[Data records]
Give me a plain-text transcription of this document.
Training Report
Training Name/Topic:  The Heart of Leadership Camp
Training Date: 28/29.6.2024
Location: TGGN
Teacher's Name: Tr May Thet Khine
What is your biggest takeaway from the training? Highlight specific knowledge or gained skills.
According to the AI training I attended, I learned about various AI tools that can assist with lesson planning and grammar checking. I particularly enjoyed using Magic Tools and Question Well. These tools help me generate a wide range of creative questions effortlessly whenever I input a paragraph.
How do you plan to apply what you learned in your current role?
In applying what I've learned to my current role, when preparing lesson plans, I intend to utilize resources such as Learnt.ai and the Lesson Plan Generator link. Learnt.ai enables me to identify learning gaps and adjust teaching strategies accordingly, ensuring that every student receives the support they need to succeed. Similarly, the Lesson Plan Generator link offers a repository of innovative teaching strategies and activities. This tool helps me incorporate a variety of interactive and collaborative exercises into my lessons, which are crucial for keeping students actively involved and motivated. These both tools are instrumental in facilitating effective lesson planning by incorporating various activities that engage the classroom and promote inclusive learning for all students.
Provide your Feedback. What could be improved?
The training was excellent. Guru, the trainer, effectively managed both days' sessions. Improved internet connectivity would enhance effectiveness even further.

→ **Given instruction**: Write out all of the records above exactly as they appear.

→ **Output of the task**:
Give me a plain-text transcription of this document.
Training Report
Training Name/Topic:  The Heart of Leadership Camp
Training Date: 28/29.6.2024
Location: TGGN
Teacher's Name: Tr May Thet Khine
What is your biggest takeaway from the training? Highlight specific knowledge or gained skills.
According to the AI training I attended, I learned about various AI tools that can assist with lesson planning and grammar checking. I particularly enjoyed using Magic Tools and Question Well. These tools help me generate a wide range of creative questions effortlessly whenever I input a paragraph.
How do you plan to apply what you learned in your current role?
In applying what I've learned to my current role, when preparing lesson plans, I intend to utilize resources such as Learnt.ai and the Lesson Plan Generator link. Learnt.ai enables me to identify learning gaps and adjust teaching strategies accordingly, ensuring that every student receives the support they need to succeed. Similarly, the Lesson Plan Generator link offers a repository of innovative teaching strategies and activities. This tool helps me incorporate a variety of interactive and collaborative exercises into my lessons, which are crucial for keeping students actively involved and motivated. These both tools are instrumental in facilitating effective lesson planning by incorporating various activities that engage the classroom and promote inclusive learning for all students.
Provide your Feedback. What could be improved?
The training was excellent. Guru, the trainer, effectively managed both days' sessions. Improved internet connectivity would enhance effectiveness even further.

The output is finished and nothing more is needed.